--- Start of Provided data ---
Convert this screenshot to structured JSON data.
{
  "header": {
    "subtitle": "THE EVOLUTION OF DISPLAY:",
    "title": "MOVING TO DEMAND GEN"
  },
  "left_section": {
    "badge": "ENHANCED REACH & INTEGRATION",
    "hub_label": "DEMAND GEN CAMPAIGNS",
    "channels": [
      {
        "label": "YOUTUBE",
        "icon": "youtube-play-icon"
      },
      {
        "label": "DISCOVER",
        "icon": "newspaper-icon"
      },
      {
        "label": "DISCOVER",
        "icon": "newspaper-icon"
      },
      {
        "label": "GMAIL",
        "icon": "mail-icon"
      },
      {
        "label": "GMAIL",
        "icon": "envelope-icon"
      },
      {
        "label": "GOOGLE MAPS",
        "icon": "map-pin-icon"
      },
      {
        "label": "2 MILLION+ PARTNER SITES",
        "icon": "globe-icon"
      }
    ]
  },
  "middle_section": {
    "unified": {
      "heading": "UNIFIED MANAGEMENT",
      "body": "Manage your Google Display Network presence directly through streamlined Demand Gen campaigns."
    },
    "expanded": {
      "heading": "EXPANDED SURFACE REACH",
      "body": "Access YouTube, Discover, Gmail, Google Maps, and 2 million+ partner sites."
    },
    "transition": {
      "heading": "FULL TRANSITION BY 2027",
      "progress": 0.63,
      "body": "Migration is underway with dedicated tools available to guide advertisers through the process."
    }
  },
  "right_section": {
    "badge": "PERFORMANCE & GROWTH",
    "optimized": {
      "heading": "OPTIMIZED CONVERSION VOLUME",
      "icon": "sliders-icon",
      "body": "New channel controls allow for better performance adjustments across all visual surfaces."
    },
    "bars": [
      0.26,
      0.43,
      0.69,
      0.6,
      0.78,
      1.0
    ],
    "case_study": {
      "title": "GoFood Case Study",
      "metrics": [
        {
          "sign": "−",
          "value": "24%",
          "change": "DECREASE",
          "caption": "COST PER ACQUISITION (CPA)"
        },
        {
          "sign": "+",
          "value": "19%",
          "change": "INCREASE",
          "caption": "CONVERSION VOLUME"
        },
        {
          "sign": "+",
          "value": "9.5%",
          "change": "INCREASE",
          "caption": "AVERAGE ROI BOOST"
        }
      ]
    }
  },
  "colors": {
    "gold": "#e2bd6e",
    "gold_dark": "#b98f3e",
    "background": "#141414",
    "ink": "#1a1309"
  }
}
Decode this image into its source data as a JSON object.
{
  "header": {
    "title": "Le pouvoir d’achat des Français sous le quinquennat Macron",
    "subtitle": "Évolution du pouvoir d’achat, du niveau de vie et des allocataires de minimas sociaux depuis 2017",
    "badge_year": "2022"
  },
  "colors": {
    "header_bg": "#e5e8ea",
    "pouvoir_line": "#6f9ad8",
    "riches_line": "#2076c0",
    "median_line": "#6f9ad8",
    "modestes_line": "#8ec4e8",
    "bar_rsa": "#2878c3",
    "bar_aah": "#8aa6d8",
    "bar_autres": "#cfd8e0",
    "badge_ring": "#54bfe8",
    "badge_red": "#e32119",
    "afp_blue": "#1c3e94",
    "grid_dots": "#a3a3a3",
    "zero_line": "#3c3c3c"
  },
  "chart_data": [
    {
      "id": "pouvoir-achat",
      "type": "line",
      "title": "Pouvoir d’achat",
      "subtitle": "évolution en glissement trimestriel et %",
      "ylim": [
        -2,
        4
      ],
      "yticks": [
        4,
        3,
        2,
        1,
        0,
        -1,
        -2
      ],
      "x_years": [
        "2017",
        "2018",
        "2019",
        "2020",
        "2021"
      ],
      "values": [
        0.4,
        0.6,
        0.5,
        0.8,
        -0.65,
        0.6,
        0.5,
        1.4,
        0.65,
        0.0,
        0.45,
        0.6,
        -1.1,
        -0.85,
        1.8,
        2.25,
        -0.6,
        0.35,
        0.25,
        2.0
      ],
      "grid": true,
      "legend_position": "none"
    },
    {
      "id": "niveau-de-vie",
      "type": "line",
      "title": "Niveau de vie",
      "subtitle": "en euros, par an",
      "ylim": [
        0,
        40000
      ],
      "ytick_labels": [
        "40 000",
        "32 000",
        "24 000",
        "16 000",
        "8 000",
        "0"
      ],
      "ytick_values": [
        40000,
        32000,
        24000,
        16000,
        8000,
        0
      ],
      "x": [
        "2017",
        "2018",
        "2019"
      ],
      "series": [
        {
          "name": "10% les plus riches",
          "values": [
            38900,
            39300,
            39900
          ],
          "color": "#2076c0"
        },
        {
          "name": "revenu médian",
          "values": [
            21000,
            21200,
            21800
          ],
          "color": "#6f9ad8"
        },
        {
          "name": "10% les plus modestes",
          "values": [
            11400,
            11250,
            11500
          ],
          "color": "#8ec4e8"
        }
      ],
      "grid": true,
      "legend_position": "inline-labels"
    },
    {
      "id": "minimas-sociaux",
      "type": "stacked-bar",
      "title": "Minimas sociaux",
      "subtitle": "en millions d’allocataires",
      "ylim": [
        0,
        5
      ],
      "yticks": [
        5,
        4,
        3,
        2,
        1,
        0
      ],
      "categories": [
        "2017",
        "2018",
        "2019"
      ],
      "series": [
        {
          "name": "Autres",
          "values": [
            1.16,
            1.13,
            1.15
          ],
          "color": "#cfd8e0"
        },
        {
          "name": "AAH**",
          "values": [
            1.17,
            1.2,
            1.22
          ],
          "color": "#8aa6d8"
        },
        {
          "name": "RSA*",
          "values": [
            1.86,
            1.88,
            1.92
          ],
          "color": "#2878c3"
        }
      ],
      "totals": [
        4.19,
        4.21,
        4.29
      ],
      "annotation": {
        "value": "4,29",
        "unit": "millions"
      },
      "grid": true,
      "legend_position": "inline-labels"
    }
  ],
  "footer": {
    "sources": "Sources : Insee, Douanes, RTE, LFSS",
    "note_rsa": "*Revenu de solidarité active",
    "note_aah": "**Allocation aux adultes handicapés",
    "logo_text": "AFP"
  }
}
--- End of Provided data ---
**Goal:**
Exactly reproduce all of the entries.

**Task response:**
Convert this screenshot to structured JSON data.
{
  "header": {
    "subtitle": "THE EVOLUTION OF DISPLAY:",
    "title": "MOVING TO DEMAND GEN"
  },
  "left_section": {
    "badge": "ENHANCED REACH & INTEGRATION",
    "hub_label": "DEMAND GEN CAMPAIGNS",
    "channels": [
      {
        "label": "YOUTUBE",
        "icon": "youtube-play-icon"
      },
      {
        "label": "DISCOVER",
        "icon": "newspaper-icon"
      },
      {
        "label": "DISCOVER",
        "icon": "newspaper-icon"
      },
      {
        "label": "GMAIL",
        "icon": "mail-icon"
      },
      {
        "label": "GMAIL",
        "icon": "envelope-icon"
      },
      {
        "label": "GOOGLE MAPS",
        "icon": "map-pin-icon"
      },
      {
        "label": "2 MILLION+ PARTNER SITES",
        "icon": "globe-icon"
      }
    ]
  },
  "middle_section": {
    "unified": {
      "heading": "UNIFIED MANAGEMENT",
      "body": "Manage your Google Display Network presence directly through streamlined Demand Gen campaigns."
    },
    "expanded": {
      "heading": "EXPANDED SURFACE REACH",
      "body": "Access YouTube, Discover, Gmail, Google Maps, and 2 million+ partner sites."
    },
    "transition": {
      "heading": "FULL TRANSITION BY 2027",
      "progress": 0.63,
      "body": "Migration is underway with dedicated tools available to guide advertisers through the process."
    }
  },
  "right_section": {
    "badge": "PERFORMANCE & GROWTH",
    "optimized": {
      "heading": "OPTIMIZED CONVERSION VOLUME",
      "icon": "sliders-icon",
      "body": "New channel controls allow for better performance adjustments across all visual surfaces."
    },
    "bars": [
      0.26,
      0.43,
      0.69,
      0.6,
      0.78,
      1.0
    ],
    "case_study": {
      "title": "GoFood Case Study",
      "metrics": [
        {
          "sign": "−",
          "value": "24%",
          "change": "DECREASE",
          "caption": "COST PER ACQUISITION (CPA)"
        },
        {
          "sign": "+",
          "value": "19%",
          "change": "INCREASE",
          "caption": "CONVERSION VOLUME"
        },
        {
          "sign": "+",
          "value": "9.5%",
          "change": "INCREASE",
          "caption": "AVERAGE ROI BOOST"
        }
      ]
    }
  },
  "colors": {
    "gold": "#e2bd6e",
    "gold_dark": "#b98f3e",
    "background": "#141414",
    "ink": "#1a1309"
  }
}
Decode this image into its source data as a JSON object.
{
  "header": {
    "title": "Le pouvoir d’achat des Français sous le quinquennat Macron",
    "subtitle": "Évolution du pouvoir d’achat, du niveau de vie et des allocataires de minimas sociaux depuis 2017",
    "badge_year": "2022"
  },
  "colors": {
    "header_bg": "#e5e8ea",
    "pouvoir_line": "#6f9ad8",
    "riches_line": "#2076c0",
    "median_line": "#6f9ad8",
    "modestes_line": "#8ec4e8",
    "bar_rsa": "#2878c3",
    "bar_aah": "#8aa6d8",
    "bar_autres": "#cfd8e0",
    "badge_ring": "#54bfe8",
    "badge_red": "#e32119",
    "afp_blue": "#1c3e94",
    "grid_dots": "#a3a3a3",
    "zero_line": "#3c3c3c"
  },
  "chart_data": [
    {
      "id": "pouvoir-achat",
      "type": "line",
      "title": "Pouvoir d’achat",
      "subtitle": "évolution en glissement trimestriel et %",
      "ylim": [
        -2,
        4
      ],
      "yticks": [
        4,
        3,
        2,
        1,
        0,
        -1,
        -2
      ],
      "x_years": [
        "2017",
        "2018",
        "2019",
        "2020",
        "2021"
      ],
      "values": [
        0.4,
        0.6,
        0.5,
        0.8,
        -0.65,
        0.6,
        0.5,
        1.4,
        0.65,
        0.0,
        0.45,
        0.6,
        -1.1,
        -0.85,
        1.8,
        2.25,
        -0.6,
        0.35,
        0.25,
        2.0
      ],
      "grid": true,
      "legend_position": "none"
    },
    {
      "id": "niveau-de-vie",
      "type": "line",
      "title": "Niveau de vie",
      "subtitle": "en euros, par an",
      "ylim": [
        0,
        40000
      ],
      "ytick_labels": [
        "40 000",
        "32 000",
        "24 000",
        "16 000",
        "8 000",
        "0"
      ],
      "ytick_values": [
        40000,
        32000,
        24000,
        16000,
        8000,
        0
      ],
      "x": [
        "2017",
        "2018",
        "2019"
      ],
      "series": [
        {
          "name": "10% les plus riches",
          "values": [
            38900,
            39300,
            39900
          ],
          "color": "#2076c0"
        },
        {
          "name": "revenu médian",
          "values": [
            21000,
            21200,
            21800
          ],
          "color": "#6f9ad8"
        },
        {
          "name": "10% les plus modestes",
          "values": [
            11400,
            11250,
            11500
          ],
          "color": "#8ec4e8"
        }
      ],
      "grid": true,
      "legend_position": "inline-labels"
    },
    {
      "id": "minimas-sociaux",
      "type": "stacked-bar",
      "title": "Minimas sociaux",
      "subtitle": "en millions d’allocataires",
      "ylim": [
        0,
        5
      ],
      "yticks": [
        5,
        4,
        3,
        2,
        1,
        0
      ],
      "categories": [
        "2017",
        "2018",
        "2019"
      ],
      "series": [
        {
          "name": "Autres",
          "values": [
            1.16,
            1.13,
            1.15
          ],
          "color": "#cfd8e0"
        },
        {
          "name": "AAH**",
          "values": [
            1.17,
            1.2,
            1.22
          ],
          "color": "#8aa6d8"
        },
        {
          "name": "RSA*",
          "values": [
            1.86,
            1.88,
            1.92
          ],
          "color": "#2878c3"
        }
      ],
      "totals": [
        4.19,
        4.21,
        4.29
      ],
      "annotation": {
        "value": "4,29",
        "unit": "millions"
      },
      "grid": true,
      "legend_position": "inline-labels"
    }
  ],
  "footer": {
    "sources": "Sources : Insee, Douanes, RTE, LFSS",
    "note_rsa": "*Revenu de solidarité active",
    "note_aah": "**Allocation aux adultes handicapés",
    "logo_text": "AFP"
  }
}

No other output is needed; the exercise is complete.